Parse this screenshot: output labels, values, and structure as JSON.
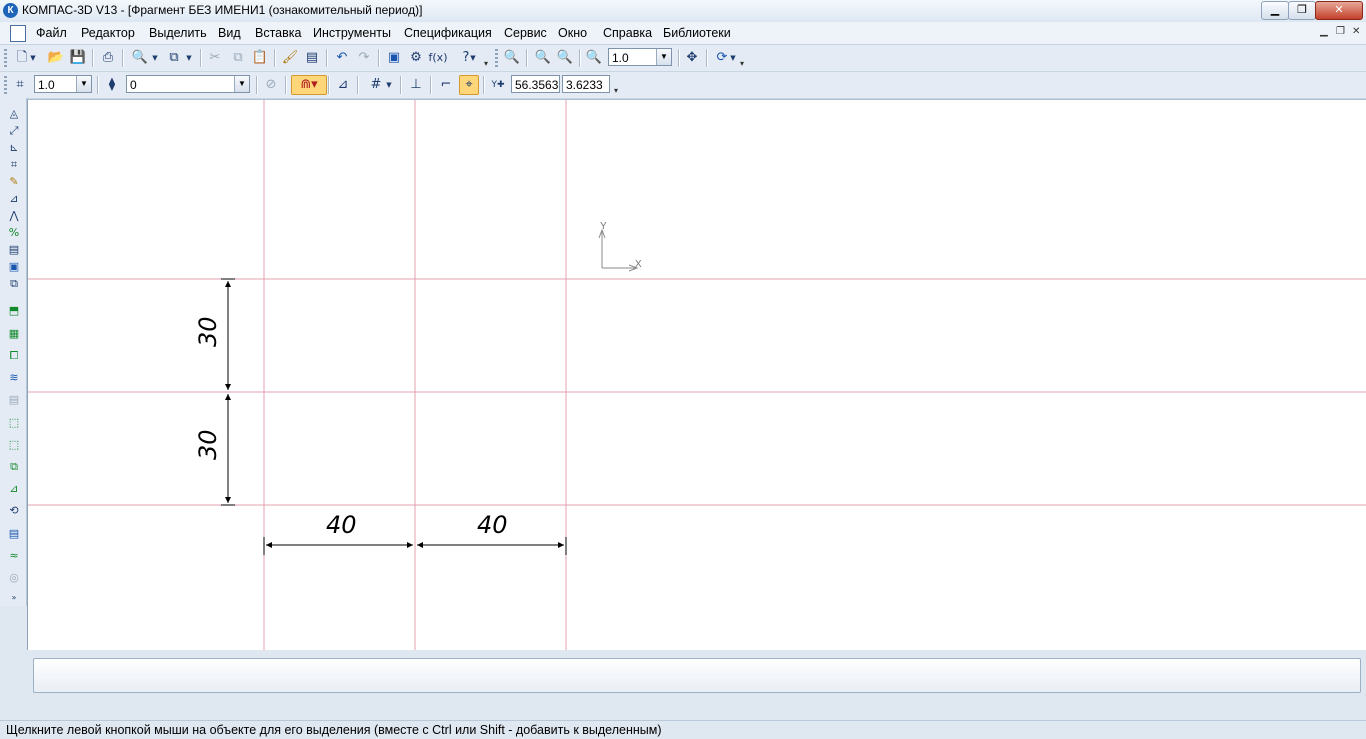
{
  "window": {
    "title": "КОМПАС-3D V13 - [Фрагмент БЕЗ ИМЕНИ1 (ознакомительный период)]",
    "app_icon": "К",
    "controls": [
      "minimize-icon",
      "maximize-icon",
      "close-icon"
    ]
  },
  "menu": {
    "items": [
      {
        "label": "Файл"
      },
      {
        "label": "Редактор"
      },
      {
        "label": "Выделить"
      },
      {
        "label": "Вид"
      },
      {
        "label": "Вставка"
      },
      {
        "label": "Инструменты"
      },
      {
        "label": "Спецификация"
      },
      {
        "label": "Сервис"
      },
      {
        "label": "Окно"
      },
      {
        "label": "Справка"
      },
      {
        "label": "Библиотеки"
      }
    ]
  },
  "standard_toolbar": {
    "zoom_value": "1.0",
    "icons": [
      "new-document-icon",
      "open-icon",
      "save-icon",
      "print-icon",
      "preview-icon",
      "properties-icon",
      "cut-icon",
      "copy-icon",
      "paste-icon",
      "format-brush-icon",
      "variables-icon",
      "undo-icon",
      "redo-icon",
      "manager-icon",
      "library-icon",
      "fx-icon",
      "help-icon",
      "zoom-window-icon",
      "zoom-in-icon",
      "zoom-out-icon",
      "zoom-scale-icon",
      "pan-icon",
      "refresh-icon"
    ]
  },
  "current_state_toolbar": {
    "step_value": "1.0",
    "layer_value": "0",
    "coord_x": "56.3563",
    "coord_y": "3.6233",
    "icons": [
      "step-cursor-icon",
      "layer-icon",
      "snap-icon",
      "magnet-icon",
      "ortho-icon",
      "grid-icon",
      "local-cs-icon",
      "round-icon",
      "cursor-coords-icon"
    ]
  },
  "left_toolbar": {
    "icons": [
      "geometry-icon",
      "dimensions-icon",
      "notation-icon",
      "edit-icon",
      "params-icon",
      "measure-icon",
      "select-icon",
      "spec-icon",
      "report-icon",
      "insert-icon",
      "assoc-views-icon",
      "macro-icon",
      "view-icon",
      "layer-icon",
      "attrib-icon",
      "frame-icon",
      "rect-frame-icon",
      "crop-icon",
      "scale-icon",
      "rotate-icon",
      "mirror-icon",
      "wave-icon",
      "round-dot-icon",
      "more-icon"
    ]
  },
  "drawing": {
    "dimensions": [
      {
        "label": "30",
        "orientation": "vertical"
      },
      {
        "label": "30",
        "orientation": "vertical"
      },
      {
        "label": "40",
        "orientation": "horizontal"
      },
      {
        "label": "40",
        "orientation": "horizontal"
      }
    ],
    "axis_x_label": "X",
    "axis_y_label": "Y",
    "guide_line_color": "#e3a0b0"
  },
  "status": {
    "text": "Щелкните левой кнопкой мыши на объекте для его выделения (вместе с Ctrl или Shift - добавить к выделенным)"
  }
}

▶ What to do
Exclude the pictures and transcribe all of the entries exactly.

▶ Response to this task
Parse this screenshot: output labels, values, and structure as JSON.
{
  "window": {
    "title": "КОМПАС-3D V13 - [Фрагмент БЕЗ ИМЕНИ1 (ознакомительный период)]",
    "app_icon": "К",
    "controls": [
      "minimize-icon",
      "maximize-icon",
      "close-icon"
    ]
  },
  "menu": {
    "items": [
      {
        "label": "Файл"
      },
      {
        "label": "Редактор"
      },
      {
        "label": "Выделить"
      },
      {
        "label": "Вид"
      },
      {
        "label": "Вставка"
      },
      {
        "label": "Инструменты"
      },
      {
        "label": "Спецификация"
      },
      {
        "label": "Сервис"
      },
      {
        "label": "Окно"
      },
      {
        "label": "Справка"
      },
      {
        "label": "Библиотеки"
      }
    ]
  },
  "standard_toolbar": {
    "zoom_value": "1.0",
    "icons": [
      "new-document-icon",
      "open-icon",
      "save-icon",
      "print-icon",
      "preview-icon",
      "properties-icon",
      "cut-icon",
      "copy-icon",
      "paste-icon",
      "format-brush-icon",
      "variables-icon",
      "undo-icon",
      "redo-icon",
      "manager-icon",
      "library-icon",
      "fx-icon",
      "help-icon",
      "zoom-window-icon",
      "zoom-in-icon",
      "zoom-out-icon",
      "zoom-scale-icon",
      "pan-icon",
      "refresh-icon"
    ]
  },
  "current_state_toolbar": {
    "step_value": "1.0",
    "layer_value": "0",
    "coord_x": "56.3563",
    "coord_y": "3.6233",
    "icons": [
      "step-cursor-icon",
      "layer-icon",
      "snap-icon",
      "magnet-icon",
      "ortho-icon",
      "grid-icon",
      "local-cs-icon",
      "round-icon",
      "cursor-coords-icon"
    ]
  },
  "left_toolbar": {
    "icons": [
      "geometry-icon",
      "dimensions-icon",
      "notation-icon",
      "edit-icon",
      "params-icon",
      "measure-icon",
      "select-icon",
      "spec-icon",
      "report-icon",
      "insert-icon",
      "assoc-views-icon",
      "macro-icon",
      "view-icon",
      "layer-icon",
      "attrib-icon",
      "frame-icon",
      "rect-frame-icon",
      "crop-icon",
      "scale-icon",
      "rotate-icon",
      "mirror-icon",
      "wave-icon",
      "round-dot-icon",
      "more-icon"
    ]
  },
  "drawing": {
    "dimensions": [
      {
        "label": "30",
        "orientation": "vertical"
      },
      {
        "label": "30",
        "orientation": "vertical"
      },
      {
        "label": "40",
        "orientation": "horizontal"
      },
      {
        "label": "40",
        "orientation": "horizontal"
      }
    ],
    "axis_x_label": "X",
    "axis_y_label": "Y",
    "guide_line_color": "#e3a0b0"
  },
  "status": {
    "text": "Щелкните левой кнопкой мыши на объекте для его выделения (вместе с Ctrl или Shift - добавить к выделенным)"
  }
}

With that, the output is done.